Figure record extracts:

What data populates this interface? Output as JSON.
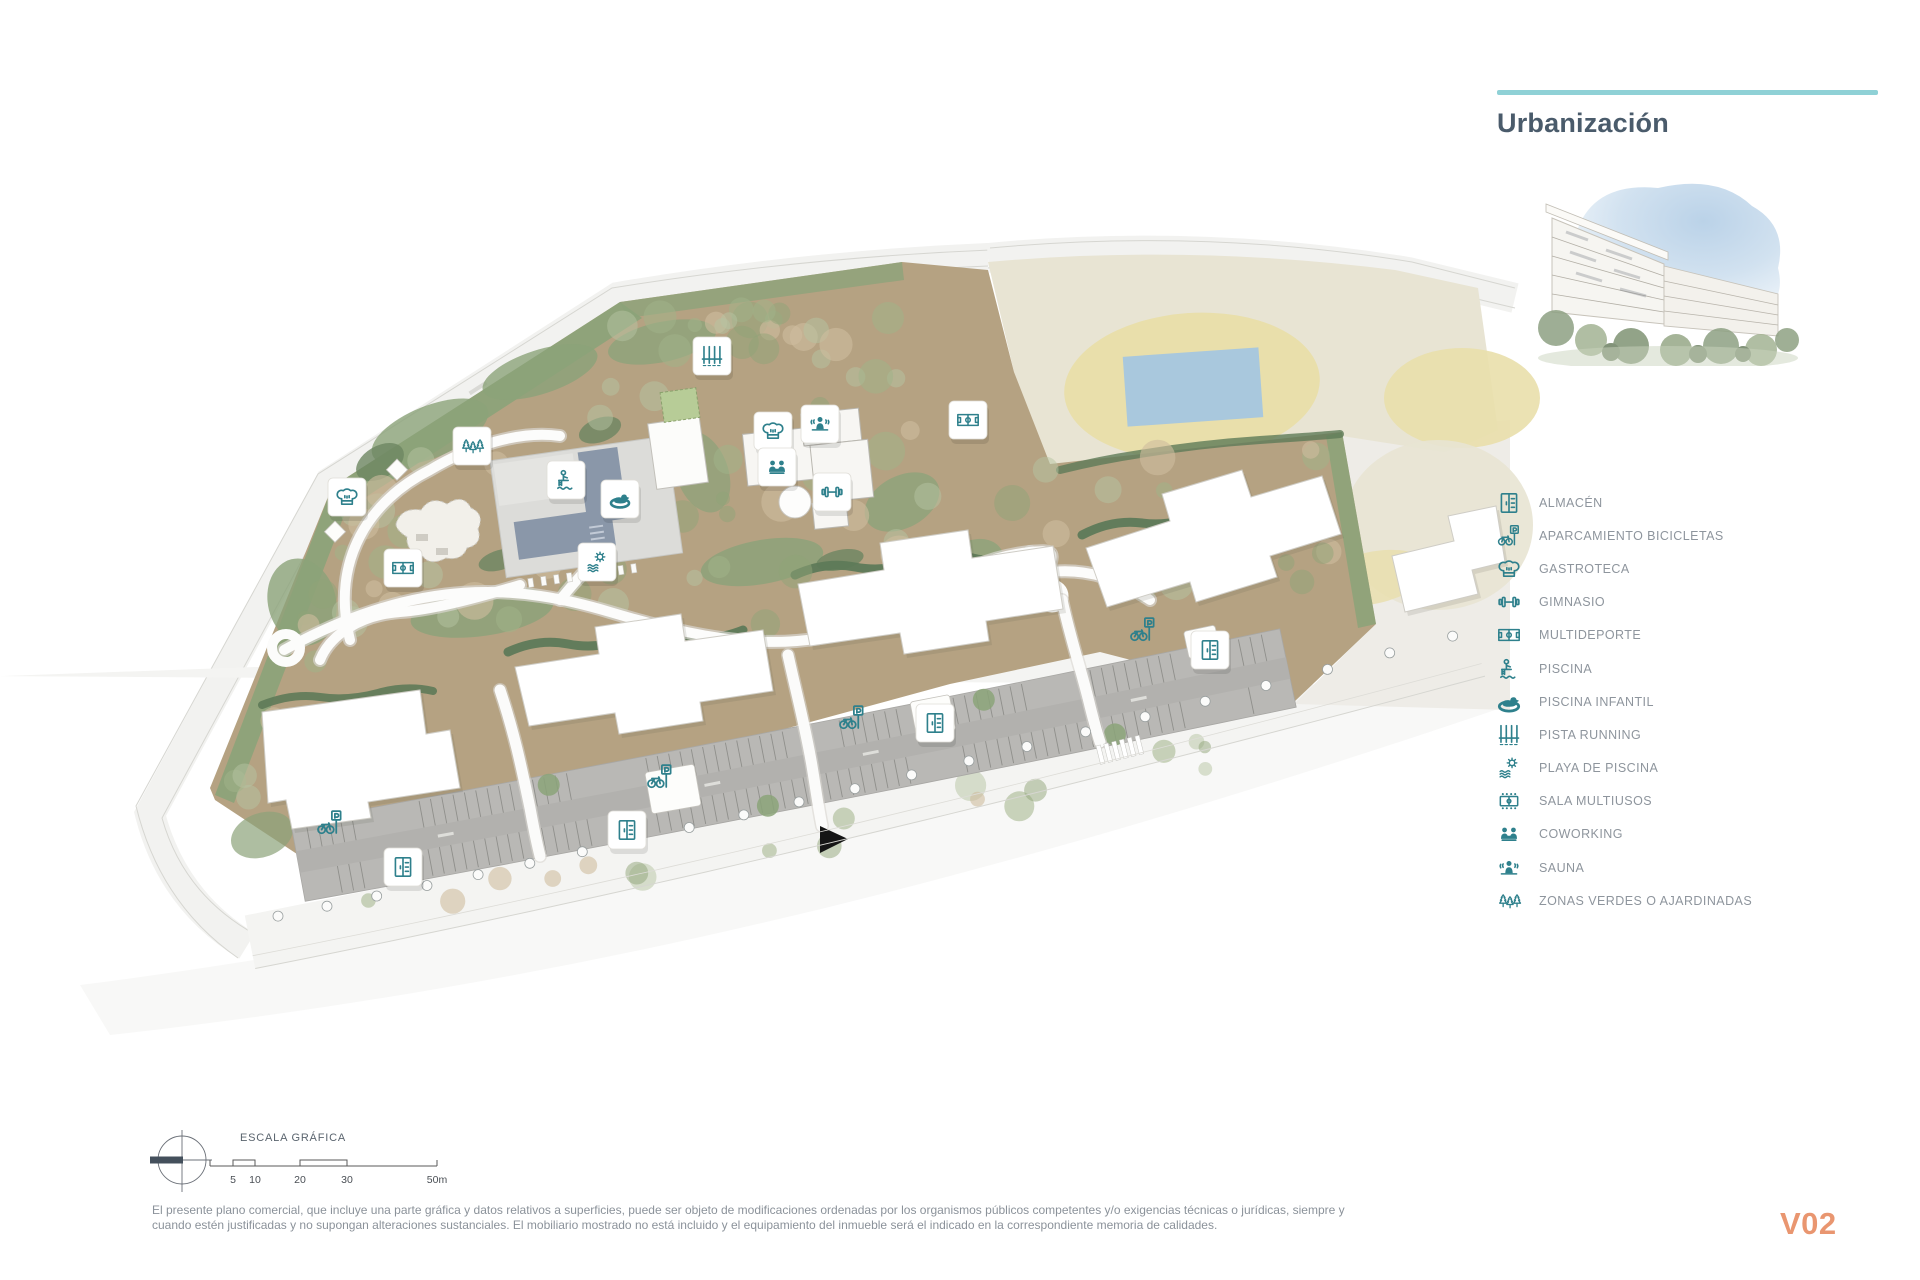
{
  "header": {
    "title": "Urbanización"
  },
  "legend": {
    "items": [
      {
        "icon": "almacen",
        "label": "ALMACÉN"
      },
      {
        "icon": "aparcamiento-bicicletas",
        "label": "APARCAMIENTO BICICLETAS"
      },
      {
        "icon": "gastroteca",
        "label": "GASTROTECA"
      },
      {
        "icon": "gimnasio",
        "label": "GIMNASIO"
      },
      {
        "icon": "multideporte",
        "label": "MULTIDEPORTE"
      },
      {
        "icon": "piscina",
        "label": "PISCINA"
      },
      {
        "icon": "piscina-infantil",
        "label": "PISCINA INFANTIL"
      },
      {
        "icon": "pista-running",
        "label": "PISTA RUNNING"
      },
      {
        "icon": "playa-de-piscina",
        "label": "PLAYA DE PISCINA"
      },
      {
        "icon": "sala-multiusos",
        "label": "SALA MULTIUSOS"
      },
      {
        "icon": "coworking",
        "label": "COWORKING"
      },
      {
        "icon": "sauna",
        "label": "SAUNA"
      },
      {
        "icon": "zonas-verdes",
        "label": "ZONAS VERDES O AJARDINADAS"
      }
    ]
  },
  "scale_bar": {
    "title": "ESCALA GRÁFICA",
    "tick_labels": [
      "5",
      "10",
      "20",
      "30",
      "50m"
    ]
  },
  "disclaimer": {
    "line1": "El presente plano comercial, que incluye una parte gráfica y datos relativos a superficies, puede ser objeto de modificaciones ordenadas por los organismos públicos competentes y/o exigencias técnicas o jurídicas, siempre y",
    "line2": "cuando estén justificadas y no supongan alteraciones sustanciales. El mobiliario mostrado no está incluido y el equipamiento del inmueble será el indicado en la correspondiente memoria de calidades."
  },
  "footer": {
    "version": "V02"
  },
  "plan": {
    "markers": [
      {
        "icon": "gastroteca",
        "x": 347,
        "y": 497,
        "boxed": true
      },
      {
        "icon": "multideporte",
        "x": 403,
        "y": 568,
        "boxed": true
      },
      {
        "icon": "zonas-verdes",
        "x": 472,
        "y": 446,
        "boxed": true
      },
      {
        "icon": "pista-running",
        "x": 712,
        "y": 356,
        "boxed": true
      },
      {
        "icon": "piscina",
        "x": 566,
        "y": 480,
        "boxed": true
      },
      {
        "icon": "piscina-infantil",
        "x": 620,
        "y": 499,
        "boxed": true
      },
      {
        "icon": "playa-de-piscina",
        "x": 597,
        "y": 562,
        "boxed": true
      },
      {
        "icon": "gastroteca",
        "x": 773,
        "y": 431,
        "boxed": true
      },
      {
        "icon": "sauna",
        "x": 820,
        "y": 424,
        "boxed": true
      },
      {
        "icon": "coworking",
        "x": 777,
        "y": 467,
        "boxed": true
      },
      {
        "icon": "gimnasio",
        "x": 832,
        "y": 492,
        "boxed": true
      },
      {
        "icon": "multideporte",
        "x": 968,
        "y": 420,
        "boxed": true
      },
      {
        "icon": "almacen",
        "x": 403,
        "y": 867,
        "boxed": true
      },
      {
        "icon": "almacen",
        "x": 627,
        "y": 830,
        "boxed": true
      },
      {
        "icon": "almacen",
        "x": 935,
        "y": 723,
        "boxed": true
      },
      {
        "icon": "almacen",
        "x": 1210,
        "y": 650,
        "boxed": true
      },
      {
        "icon": "aparcamiento-bicicletas",
        "x": 330,
        "y": 823,
        "boxed": false
      },
      {
        "icon": "aparcamiento-bicicletas",
        "x": 660,
        "y": 777,
        "boxed": false
      },
      {
        "icon": "aparcamiento-bicicletas",
        "x": 852,
        "y": 718,
        "boxed": false
      },
      {
        "icon": "aparcamiento-bicicletas",
        "x": 1143,
        "y": 630,
        "boxed": false
      }
    ]
  },
  "colors": {
    "accent_teal": "#2e808c",
    "rule_teal": "#8fd1d6",
    "title_text": "#4a5b6b",
    "legend_text": "#8e959d",
    "version_text": "#e99670"
  }
}
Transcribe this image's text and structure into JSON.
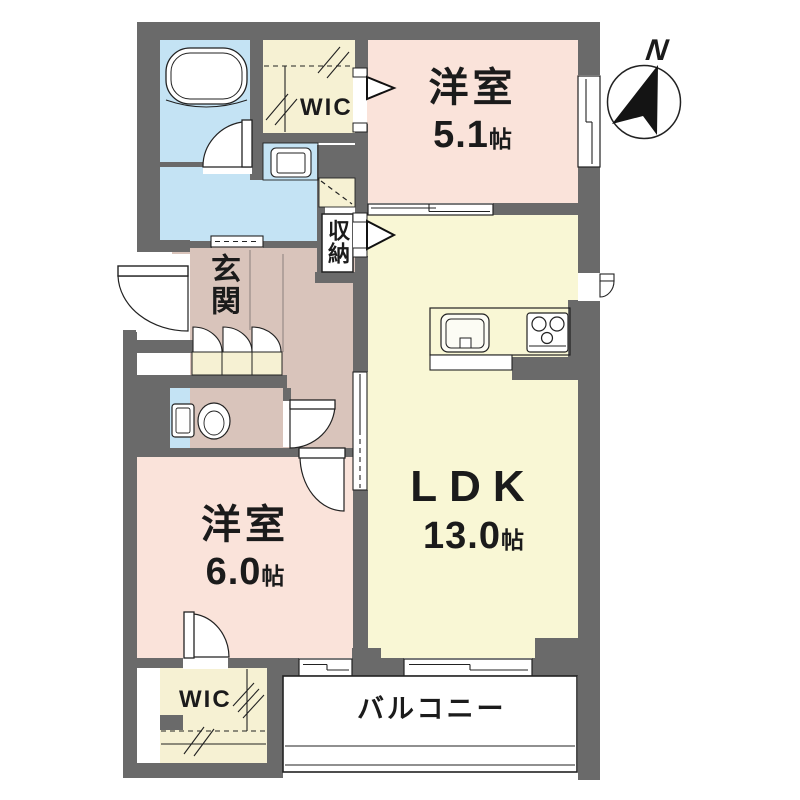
{
  "colors": {
    "wall": "#6a6a6a",
    "bedroom_floor": "#fae3da",
    "ldk_floor": "#f9f7d5",
    "closet_floor": "#f6f1d3",
    "hall_floor": "#d9c4bb",
    "wet_floor": "#c4e3f4",
    "line": "#222222"
  },
  "compass": {
    "north_label": "N"
  },
  "rooms": {
    "bedroom_upper": {
      "name": "洋室",
      "size": "5.1",
      "unit": "帖"
    },
    "ldk": {
      "name": "LDK",
      "size": "13.0",
      "unit": "帖"
    },
    "bedroom_lower": {
      "name": "洋室",
      "size": "6.0",
      "unit": "帖"
    },
    "entrance": {
      "name": "玄関"
    },
    "storage": {
      "name": "収納"
    },
    "wic_upper": {
      "name": "WIC"
    },
    "wic_lower": {
      "name": "WIC"
    },
    "balcony": {
      "name": "バルコニー"
    }
  },
  "fixtures": {
    "bathtub": "bathtub-icon",
    "washing_machine": "washing-machine-icon",
    "toilet": "toilet-icon",
    "kitchen_sink": "kitchen-sink-icon",
    "gas_stove": "gas-stove-icon",
    "compass": "compass-north-icon"
  }
}
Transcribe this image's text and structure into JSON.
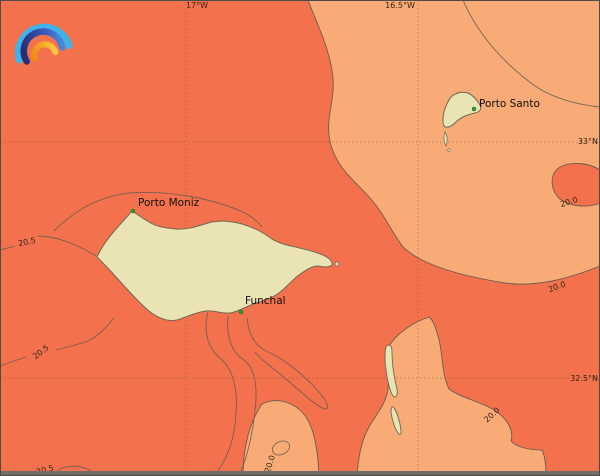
{
  "map": {
    "title": "Sea surface temperature isotherm map - Madeira archipelago",
    "colors": {
      "sea_warm": "#F4714D",
      "sea_cool": "#F8AB76",
      "land": "#EAE3B4",
      "coastline": "#6F6854",
      "contour": "#6A5D4F",
      "grid": "#8A5A3A",
      "city_marker": "#2CA02C",
      "frame": "#4C4B47"
    },
    "grid": {
      "meridians": [
        {
          "label": "17°W"
        },
        {
          "label": "16.5°W"
        }
      ],
      "parallels": [
        {
          "label": "33°N"
        },
        {
          "label": "32.5°N"
        }
      ]
    },
    "places": [
      {
        "name": "Porto Moniz"
      },
      {
        "name": "Funchal"
      },
      {
        "name": "Porto Santo"
      }
    ],
    "contour_labels": [
      {
        "text": "20.5"
      },
      {
        "text": "20.5"
      },
      {
        "text": "20.5"
      },
      {
        "text": "20.0"
      },
      {
        "text": "20.0"
      },
      {
        "text": "20.0"
      },
      {
        "text": "20.0"
      }
    ],
    "logo": {
      "name": "rainbow-arcs-weather-logo"
    }
  }
}
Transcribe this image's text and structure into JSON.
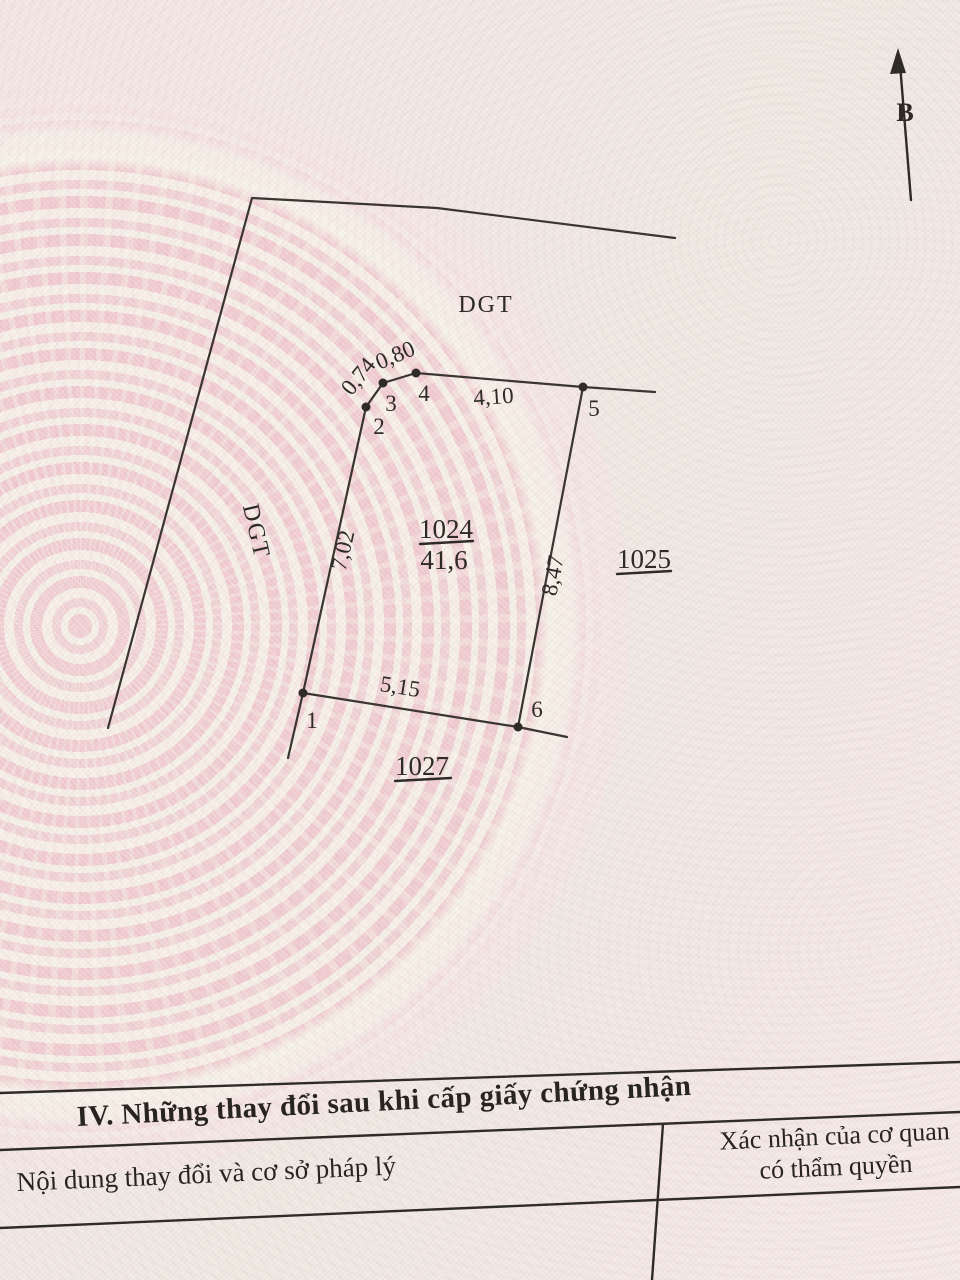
{
  "map": {
    "north_label": "B",
    "road_top_label": "DGT",
    "road_left_label": "DGT",
    "parcel": {
      "id": "1024",
      "area": "41,6"
    },
    "neighbor_right": "1025",
    "neighbor_bottom": "1027",
    "vertices": {
      "v1": "1",
      "v2": "2",
      "v3": "3",
      "v4": "4",
      "v5": "5",
      "v6": "6"
    },
    "edges": {
      "e12": "7,02",
      "e23": "0,74",
      "e34": "0,80",
      "e45": "4,10",
      "e56": "8,47",
      "e61": "5,15"
    }
  },
  "section": {
    "title": "IV. Những thay đổi sau khi cấp giấy chứng nhận",
    "columns": {
      "content": "Nội dung thay đổi và cơ sở pháp lý",
      "confirm_line1": "Xác nhận của cơ quan",
      "confirm_line2": "có thẩm quyền"
    }
  },
  "colors": {
    "paper": "#f1e5e2",
    "emblem_pink": "#eec0c7",
    "emblem_cream": "#f3f0e6",
    "ink": "#2e2a26"
  }
}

PROBLEM
Copy each line exactly, and leave the pictures out of your copy.

THE SOLUTION
What data populates this interface? Output as JSON.
{
  "header": {
    "title": "Urbanización"
  },
  "legend": {
    "items": [
      {
        "icon": "almacen",
        "label": "ALMACÉN"
      },
      {
        "icon": "aparcamiento-bicicletas",
        "label": "APARCAMIENTO BICICLETAS"
      },
      {
        "icon": "gastroteca",
        "label": "GASTROTECA"
      },
      {
        "icon": "gimnasio",
        "label": "GIMNASIO"
      },
      {
        "icon": "multideporte",
        "label": "MULTIDEPORTE"
      },
      {
        "icon": "piscina",
        "label": "PISCINA"
      },
      {
        "icon": "piscina-infantil",
        "label": "PISCINA INFANTIL"
      },
      {
        "icon": "pista-running",
        "label": "PISTA RUNNING"
      },
      {
        "icon": "playa-de-piscina",
        "label": "PLAYA DE PISCINA"
      },
      {
        "icon": "sala-multiusos",
        "label": "SALA MULTIUSOS"
      },
      {
        "icon": "coworking",
        "label": "COWORKING"
      },
      {
        "icon": "sauna",
        "label": "SAUNA"
      },
      {
        "icon": "zonas-verdes",
        "label": "ZONAS VERDES O AJARDINADAS"
      }
    ]
  },
  "scale_bar": {
    "title": "ESCALA GRÁFICA",
    "tick_labels": [
      "5",
      "10",
      "20",
      "30",
      "50m"
    ]
  },
  "disclaimer": {
    "line1": "El presente plano comercial, que incluye una parte gráfica y datos relativos a superficies, puede ser objeto de modificaciones ordenadas por los organismos públicos competentes y/o exigencias técnicas o jurídicas, siempre y",
    "line2": "cuando estén justificadas y no supongan alteraciones sustanciales. El mobiliario mostrado no está incluido y el equipamiento del inmueble será el indicado en la correspondiente memoria de calidades."
  },
  "footer": {
    "version": "V02"
  },
  "plan": {
    "markers": [
      {
        "icon": "gastroteca",
        "x": 347,
        "y": 497,
        "boxed": true
      },
      {
        "icon": "multideporte",
        "x": 403,
        "y": 568,
        "boxed": true
      },
      {
        "icon": "zonas-verdes",
        "x": 472,
        "y": 446,
        "boxed": true
      },
      {
        "icon": "pista-running",
        "x": 712,
        "y": 356,
        "boxed": true
      },
      {
        "icon": "piscina",
        "x": 566,
        "y": 480,
        "boxed": true
      },
      {
        "icon": "piscina-infantil",
        "x": 620,
        "y": 499,
        "boxed": true
      },
      {
        "icon": "playa-de-piscina",
        "x": 597,
        "y": 562,
        "boxed": true
      },
      {
        "icon": "gastroteca",
        "x": 773,
        "y": 431,
        "boxed": true
      },
      {
        "icon": "sauna",
        "x": 820,
        "y": 424,
        "boxed": true
      },
      {
        "icon": "coworking",
        "x": 777,
        "y": 467,
        "boxed": true
      },
      {
        "icon": "gimnasio",
        "x": 832,
        "y": 492,
        "boxed": true
      },
      {
        "icon": "multideporte",
        "x": 968,
        "y": 420,
        "boxed": true
      },
      {
        "icon": "almacen",
        "x": 403,
        "y": 867,
        "boxed": true
      },
      {
        "icon": "almacen",
        "x": 627,
        "y": 830,
        "boxed": true
      },
      {
        "icon": "almacen",
        "x": 935,
        "y": 723,
        "boxed": true
      },
      {
        "icon": "almacen",
        "x": 1210,
        "y": 650,
        "boxed": true
      },
      {
        "icon": "aparcamiento-bicicletas",
        "x": 330,
        "y": 823,
        "boxed": false
      },
      {
        "icon": "aparcamiento-bicicletas",
        "x": 660,
        "y": 777,
        "boxed": false
      },
      {
        "icon": "aparcamiento-bicicletas",
        "x": 852,
        "y": 718,
        "boxed": false
      },
      {
        "icon": "aparcamiento-bicicletas",
        "x": 1143,
        "y": 630,
        "boxed": false
      }
    ]
  },
  "colors": {
    "accent_teal": "#2e808c",
    "rule_teal": "#8fd1d6",
    "title_text": "#4a5b6b",
    "legend_text": "#8e959d",
    "version_text": "#e99670"
  }
}
Transcribe this image's text and structure into JSON.
{
  "colors": {
    "wall": "#6a6a6a",
    "bedroom_floor": "#fae3da",
    "ldk_floor": "#f9f7d5",
    "closet_floor": "#f6f1d3",
    "hall_floor": "#d9c4bb",
    "wet_floor": "#c4e3f4",
    "line": "#222222"
  },
  "compass": {
    "north_label": "N"
  },
  "rooms": {
    "bedroom_upper": {
      "name": "洋室",
      "size": "5.1",
      "unit": "帖"
    },
    "ldk": {
      "name": "LDK",
      "size": "13.0",
      "unit": "帖"
    },
    "bedroom_lower": {
      "name": "洋室",
      "size": "6.0",
      "unit": "帖"
    },
    "entrance": {
      "name": "玄関"
    },
    "storage": {
      "name": "収納"
    },
    "wic_upper": {
      "name": "WIC"
    },
    "wic_lower": {
      "name": "WIC"
    },
    "balcony": {
      "name": "バルコニー"
    }
  },
  "fixtures": {
    "bathtub": "bathtub-icon",
    "washing_machine": "washing-machine-icon",
    "toilet": "toilet-icon",
    "kitchen_sink": "kitchen-sink-icon",
    "gas_stove": "gas-stove-icon",
    "compass": "compass-north-icon"
  }
}
Transcribe this image's text and structure into JSON.
{
  "map": {
    "title": "Sea surface temperature isotherm map - Madeira archipelago",
    "colors": {
      "sea_warm": "#F4714D",
      "sea_cool": "#F8AB76",
      "land": "#EAE3B4",
      "coastline": "#6F6854",
      "contour": "#6A5D4F",
      "grid": "#8A5A3A",
      "city_marker": "#2CA02C",
      "frame": "#4C4B47"
    },
    "grid": {
      "meridians": [
        {
          "label": "17°W"
        },
        {
          "label": "16.5°W"
        }
      ],
      "parallels": [
        {
          "label": "33°N"
        },
        {
          "label": "32.5°N"
        }
      ]
    },
    "places": [
      {
        "name": "Porto Moniz"
      },
      {
        "name": "Funchal"
      },
      {
        "name": "Porto Santo"
      }
    ],
    "contour_labels": [
      {
        "text": "20.5"
      },
      {
        "text": "20.5"
      },
      {
        "text": "20.5"
      },
      {
        "text": "20.0"
      },
      {
        "text": "20.0"
      },
      {
        "text": "20.0"
      },
      {
        "text": "20.0"
      }
    ],
    "logo": {
      "name": "rainbow-arcs-weather-logo"
    }
  }
}
Transcribe this image's text and structure into JSON.
{
  "map": {
    "north_label": "B",
    "road_top_label": "DGT",
    "road_left_label": "DGT",
    "parcel": {
      "id": "1024",
      "area": "41,6"
    },
    "neighbor_right": "1025",
    "neighbor_bottom": "1027",
    "vertices": {
      "v1": "1",
      "v2": "2",
      "v3": "3",
      "v4": "4",
      "v5": "5",
      "v6": "6"
    },
    "edges": {
      "e12": "7,02",
      "e23": "0,74",
      "e34": "0,80",
      "e45": "4,10",
      "e56": "8,47",
      "e61": "5,15"
    }
  },
  "section": {
    "title": "IV. Những thay đổi sau khi cấp giấy chứng nhận",
    "columns": {
      "content": "Nội dung thay đổi và cơ sở pháp lý",
      "confirm_line1": "Xác nhận của cơ quan",
      "confirm_line2": "có thẩm quyền"
    }
  },
  "colors": {
    "paper": "#f1e5e2",
    "emblem_pink": "#eec0c7",
    "emblem_cream": "#f3f0e6",
    "ink": "#2e2a26"
  }
}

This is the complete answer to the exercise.